__Extracts from a graphics dataset__.
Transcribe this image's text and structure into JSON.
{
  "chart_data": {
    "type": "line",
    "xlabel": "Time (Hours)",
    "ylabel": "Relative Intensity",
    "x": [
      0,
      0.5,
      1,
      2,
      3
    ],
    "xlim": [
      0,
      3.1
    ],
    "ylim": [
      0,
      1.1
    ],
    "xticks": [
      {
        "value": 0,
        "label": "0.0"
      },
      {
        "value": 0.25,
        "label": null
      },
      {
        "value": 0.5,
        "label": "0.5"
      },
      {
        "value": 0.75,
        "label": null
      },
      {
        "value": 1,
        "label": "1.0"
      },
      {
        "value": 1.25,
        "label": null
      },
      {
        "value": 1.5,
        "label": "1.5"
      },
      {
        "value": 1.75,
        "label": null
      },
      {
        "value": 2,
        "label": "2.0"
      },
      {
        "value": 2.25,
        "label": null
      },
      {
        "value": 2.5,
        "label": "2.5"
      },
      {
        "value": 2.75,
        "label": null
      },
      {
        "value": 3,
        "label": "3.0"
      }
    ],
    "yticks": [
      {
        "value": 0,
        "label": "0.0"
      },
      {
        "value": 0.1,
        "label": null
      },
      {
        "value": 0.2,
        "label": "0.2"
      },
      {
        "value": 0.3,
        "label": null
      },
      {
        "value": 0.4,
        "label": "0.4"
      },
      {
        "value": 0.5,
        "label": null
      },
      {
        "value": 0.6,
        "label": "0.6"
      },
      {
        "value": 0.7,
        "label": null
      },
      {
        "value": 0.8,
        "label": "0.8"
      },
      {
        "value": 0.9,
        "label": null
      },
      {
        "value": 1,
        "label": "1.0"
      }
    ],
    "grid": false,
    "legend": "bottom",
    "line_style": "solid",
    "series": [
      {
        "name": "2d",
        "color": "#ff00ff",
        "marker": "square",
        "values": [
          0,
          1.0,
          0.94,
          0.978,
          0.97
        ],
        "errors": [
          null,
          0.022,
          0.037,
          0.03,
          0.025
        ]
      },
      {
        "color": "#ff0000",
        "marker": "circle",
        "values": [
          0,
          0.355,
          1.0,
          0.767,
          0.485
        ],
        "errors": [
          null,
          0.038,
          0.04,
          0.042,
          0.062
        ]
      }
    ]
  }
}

__Requirement__.
What do the records say? Quote them all exactly.

__Answer to this problem__.
Transcribe this image's text and structure into JSON.
{
  "chart_data": {
    "type": "line",
    "xlabel": "Time (Hours)",
    "ylabel": "Relative Intensity",
    "x": [
      0,
      0.5,
      1,
      2,
      3
    ],
    "xlim": [
      0,
      3.1
    ],
    "ylim": [
      0,
      1.1
    ],
    "xticks": [
      {
        "value": 0,
        "label": "0.0"
      },
      {
        "value": 0.25,
        "label": null
      },
      {
        "value": 0.5,
        "label": "0.5"
      },
      {
        "value": 0.75,
        "label": null
      },
      {
        "value": 1,
        "label": "1.0"
      },
      {
        "value": 1.25,
        "label": null
      },
      {
        "value": 1.5,
        "label": "1.5"
      },
      {
        "value": 1.75,
        "label": null
      },
      {
        "value": 2,
        "label": "2.0"
      },
      {
        "value": 2.25,
        "label": null
      },
      {
        "value": 2.5,
        "label": "2.5"
      },
      {
        "value": 2.75,
        "label": null
      },
      {
        "value": 3,
        "label": "3.0"
      }
    ],
    "yticks": [
      {
        "value": 0,
        "label": "0.0"
      },
      {
        "value": 0.1,
        "label": null
      },
      {
        "value": 0.2,
        "label": "0.2"
      },
      {
        "value": 0.3,
        "label": null
      },
      {
        "value": 0.4,
        "label": "0.4"
      },
      {
        "value": 0.5,
        "label": null
      },
      {
        "value": 0.6,
        "label": "0.6"
      },
      {
        "value": 0.7,
        "label": null
      },
      {
        "value": 0.8,
        "label": "0.8"
      },
      {
        "value": 0.9,
        "label": null
      },
      {
        "value": 1,
        "label": "1.0"
      }
    ],
    "grid": false,
    "legend": "bottom",
    "line_style": "solid",
    "series": [
      {
        "name": "2d",
        "color": "#ff00ff",
        "marker": "square",
        "values": [
          0,
          1.0,
          0.94,
          0.978,
          0.97
        ],
        "errors": [
          null,
          0.022,
          0.037,
          0.03,
          0.025
        ]
      },
      {
        "color": "#ff0000",
        "marker": "circle",
        "values": [
          0,
          0.355,
          1.0,
          0.767,
          0.485
        ],
        "errors": [
          null,
          0.038,
          0.04,
          0.042,
          0.062
        ]
      }
    ]
  }
}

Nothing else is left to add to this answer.